Records for this exercise:
□ □ □ □ □ □ □

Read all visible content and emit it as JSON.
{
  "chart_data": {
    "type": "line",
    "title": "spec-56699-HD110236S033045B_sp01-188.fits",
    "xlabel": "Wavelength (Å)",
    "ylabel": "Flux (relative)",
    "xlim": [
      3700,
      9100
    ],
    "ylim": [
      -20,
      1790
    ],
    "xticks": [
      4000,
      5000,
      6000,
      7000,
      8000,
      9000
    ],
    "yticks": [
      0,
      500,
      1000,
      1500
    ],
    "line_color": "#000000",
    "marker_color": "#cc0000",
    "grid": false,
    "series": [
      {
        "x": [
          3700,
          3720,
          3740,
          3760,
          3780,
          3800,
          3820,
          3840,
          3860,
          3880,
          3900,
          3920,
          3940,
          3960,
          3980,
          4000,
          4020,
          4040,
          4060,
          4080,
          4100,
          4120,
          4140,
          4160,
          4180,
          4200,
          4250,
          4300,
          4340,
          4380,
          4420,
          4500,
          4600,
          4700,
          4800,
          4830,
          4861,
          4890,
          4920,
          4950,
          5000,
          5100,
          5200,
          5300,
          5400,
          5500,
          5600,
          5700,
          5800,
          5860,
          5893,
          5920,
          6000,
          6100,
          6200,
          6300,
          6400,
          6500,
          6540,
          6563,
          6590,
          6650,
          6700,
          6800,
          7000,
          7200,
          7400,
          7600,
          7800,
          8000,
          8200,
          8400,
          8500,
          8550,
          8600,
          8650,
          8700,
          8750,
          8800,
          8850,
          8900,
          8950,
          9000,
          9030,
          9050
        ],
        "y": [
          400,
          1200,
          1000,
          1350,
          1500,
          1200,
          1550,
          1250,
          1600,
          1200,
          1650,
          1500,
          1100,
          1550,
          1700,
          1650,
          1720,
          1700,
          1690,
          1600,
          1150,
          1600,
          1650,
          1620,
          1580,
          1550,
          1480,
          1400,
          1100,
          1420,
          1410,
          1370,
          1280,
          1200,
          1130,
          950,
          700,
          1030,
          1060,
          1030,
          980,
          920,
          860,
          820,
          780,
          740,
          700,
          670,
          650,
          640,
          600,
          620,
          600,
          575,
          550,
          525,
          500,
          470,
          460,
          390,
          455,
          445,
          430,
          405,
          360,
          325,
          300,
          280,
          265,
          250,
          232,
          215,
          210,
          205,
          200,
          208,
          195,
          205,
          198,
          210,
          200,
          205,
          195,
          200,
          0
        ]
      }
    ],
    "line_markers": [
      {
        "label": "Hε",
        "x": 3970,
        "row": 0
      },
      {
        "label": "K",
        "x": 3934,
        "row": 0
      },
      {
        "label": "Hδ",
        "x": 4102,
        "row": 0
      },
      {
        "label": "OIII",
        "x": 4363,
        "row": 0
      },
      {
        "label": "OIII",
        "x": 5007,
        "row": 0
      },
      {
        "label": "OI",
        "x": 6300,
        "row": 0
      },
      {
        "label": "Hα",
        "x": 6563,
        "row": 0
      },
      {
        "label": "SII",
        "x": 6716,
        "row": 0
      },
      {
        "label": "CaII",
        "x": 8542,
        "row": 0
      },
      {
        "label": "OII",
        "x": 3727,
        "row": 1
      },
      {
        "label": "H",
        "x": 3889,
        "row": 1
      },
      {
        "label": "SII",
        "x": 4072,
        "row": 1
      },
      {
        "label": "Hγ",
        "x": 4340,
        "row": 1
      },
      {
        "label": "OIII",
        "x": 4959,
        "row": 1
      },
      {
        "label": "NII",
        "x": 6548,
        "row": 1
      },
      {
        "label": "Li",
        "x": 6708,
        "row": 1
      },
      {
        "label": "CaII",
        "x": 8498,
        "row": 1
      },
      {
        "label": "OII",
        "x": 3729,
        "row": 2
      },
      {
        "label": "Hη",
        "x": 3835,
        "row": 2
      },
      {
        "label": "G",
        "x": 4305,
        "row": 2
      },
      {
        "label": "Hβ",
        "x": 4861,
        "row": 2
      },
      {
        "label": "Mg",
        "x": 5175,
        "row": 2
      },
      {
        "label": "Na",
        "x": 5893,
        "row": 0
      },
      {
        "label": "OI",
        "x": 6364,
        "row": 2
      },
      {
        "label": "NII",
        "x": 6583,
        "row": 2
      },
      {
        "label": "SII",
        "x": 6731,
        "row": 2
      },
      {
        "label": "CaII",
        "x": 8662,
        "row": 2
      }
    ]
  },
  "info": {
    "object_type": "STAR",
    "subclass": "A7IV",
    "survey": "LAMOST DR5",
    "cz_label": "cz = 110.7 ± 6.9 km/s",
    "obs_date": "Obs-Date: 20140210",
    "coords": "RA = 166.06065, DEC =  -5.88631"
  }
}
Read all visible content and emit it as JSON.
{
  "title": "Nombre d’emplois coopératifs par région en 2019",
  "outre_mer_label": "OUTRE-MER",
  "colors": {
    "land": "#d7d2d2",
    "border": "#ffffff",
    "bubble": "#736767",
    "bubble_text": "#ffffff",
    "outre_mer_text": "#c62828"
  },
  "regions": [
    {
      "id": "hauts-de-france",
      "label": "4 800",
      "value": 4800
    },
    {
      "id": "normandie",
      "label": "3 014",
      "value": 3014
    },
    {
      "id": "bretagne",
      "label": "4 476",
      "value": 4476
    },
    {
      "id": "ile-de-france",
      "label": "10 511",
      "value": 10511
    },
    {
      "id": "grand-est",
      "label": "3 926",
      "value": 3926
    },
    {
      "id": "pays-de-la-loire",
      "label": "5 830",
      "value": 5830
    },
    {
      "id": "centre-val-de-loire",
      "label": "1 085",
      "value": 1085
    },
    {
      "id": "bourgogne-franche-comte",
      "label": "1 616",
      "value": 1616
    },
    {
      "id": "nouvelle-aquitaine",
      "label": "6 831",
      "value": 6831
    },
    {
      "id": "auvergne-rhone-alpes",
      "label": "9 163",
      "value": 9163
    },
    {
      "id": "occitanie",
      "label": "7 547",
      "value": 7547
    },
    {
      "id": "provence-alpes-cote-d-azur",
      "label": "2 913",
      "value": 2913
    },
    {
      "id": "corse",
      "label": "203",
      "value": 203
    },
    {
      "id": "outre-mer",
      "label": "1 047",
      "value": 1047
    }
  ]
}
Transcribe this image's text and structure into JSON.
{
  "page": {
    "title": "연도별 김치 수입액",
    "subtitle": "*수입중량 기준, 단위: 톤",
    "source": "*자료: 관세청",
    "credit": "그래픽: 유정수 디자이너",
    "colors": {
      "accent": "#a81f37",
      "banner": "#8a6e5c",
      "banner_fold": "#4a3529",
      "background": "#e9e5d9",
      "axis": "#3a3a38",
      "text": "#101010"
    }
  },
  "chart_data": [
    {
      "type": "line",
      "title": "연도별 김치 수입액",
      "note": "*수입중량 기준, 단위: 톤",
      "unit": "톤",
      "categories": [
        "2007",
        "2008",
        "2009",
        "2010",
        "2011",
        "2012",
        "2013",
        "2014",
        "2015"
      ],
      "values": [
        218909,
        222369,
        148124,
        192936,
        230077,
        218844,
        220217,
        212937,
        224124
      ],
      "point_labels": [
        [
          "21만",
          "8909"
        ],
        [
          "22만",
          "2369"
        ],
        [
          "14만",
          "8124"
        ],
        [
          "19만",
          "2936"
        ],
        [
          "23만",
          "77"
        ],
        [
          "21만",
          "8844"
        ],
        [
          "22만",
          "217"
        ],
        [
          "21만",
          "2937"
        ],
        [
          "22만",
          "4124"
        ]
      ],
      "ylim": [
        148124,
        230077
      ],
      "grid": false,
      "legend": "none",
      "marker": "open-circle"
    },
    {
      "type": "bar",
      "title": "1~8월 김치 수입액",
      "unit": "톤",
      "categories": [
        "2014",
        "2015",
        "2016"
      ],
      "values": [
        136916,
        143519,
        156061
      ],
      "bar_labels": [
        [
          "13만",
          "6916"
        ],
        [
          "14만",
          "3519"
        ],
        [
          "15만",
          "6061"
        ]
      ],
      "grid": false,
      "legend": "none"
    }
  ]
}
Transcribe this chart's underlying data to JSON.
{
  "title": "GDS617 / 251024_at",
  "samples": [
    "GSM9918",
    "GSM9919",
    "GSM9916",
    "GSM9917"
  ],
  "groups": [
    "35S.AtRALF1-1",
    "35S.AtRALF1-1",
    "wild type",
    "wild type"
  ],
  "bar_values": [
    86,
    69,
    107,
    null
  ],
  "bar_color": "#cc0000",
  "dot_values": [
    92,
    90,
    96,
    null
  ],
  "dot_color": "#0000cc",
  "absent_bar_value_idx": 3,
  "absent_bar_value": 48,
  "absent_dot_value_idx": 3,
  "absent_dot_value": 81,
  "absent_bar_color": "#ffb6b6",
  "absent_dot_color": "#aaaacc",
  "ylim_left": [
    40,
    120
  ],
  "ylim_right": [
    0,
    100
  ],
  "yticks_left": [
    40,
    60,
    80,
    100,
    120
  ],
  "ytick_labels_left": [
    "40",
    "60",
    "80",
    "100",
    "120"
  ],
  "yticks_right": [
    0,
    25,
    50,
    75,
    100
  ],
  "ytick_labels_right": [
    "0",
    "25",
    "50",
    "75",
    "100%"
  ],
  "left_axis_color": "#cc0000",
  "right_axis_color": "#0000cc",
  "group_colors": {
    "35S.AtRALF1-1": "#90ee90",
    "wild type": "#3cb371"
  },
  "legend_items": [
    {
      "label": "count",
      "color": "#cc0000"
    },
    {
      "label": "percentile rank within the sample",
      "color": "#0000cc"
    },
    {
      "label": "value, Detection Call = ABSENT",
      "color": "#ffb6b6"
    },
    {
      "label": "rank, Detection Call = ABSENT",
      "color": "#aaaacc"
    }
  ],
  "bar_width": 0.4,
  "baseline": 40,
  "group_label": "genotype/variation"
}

□ □ □ □ □ □ □

Set problem: From the listing, copy every line where the string "loire" appears.

Problem solution:
      "id": "pays-de-la-loire",
      "id": "centre-val-de-loire",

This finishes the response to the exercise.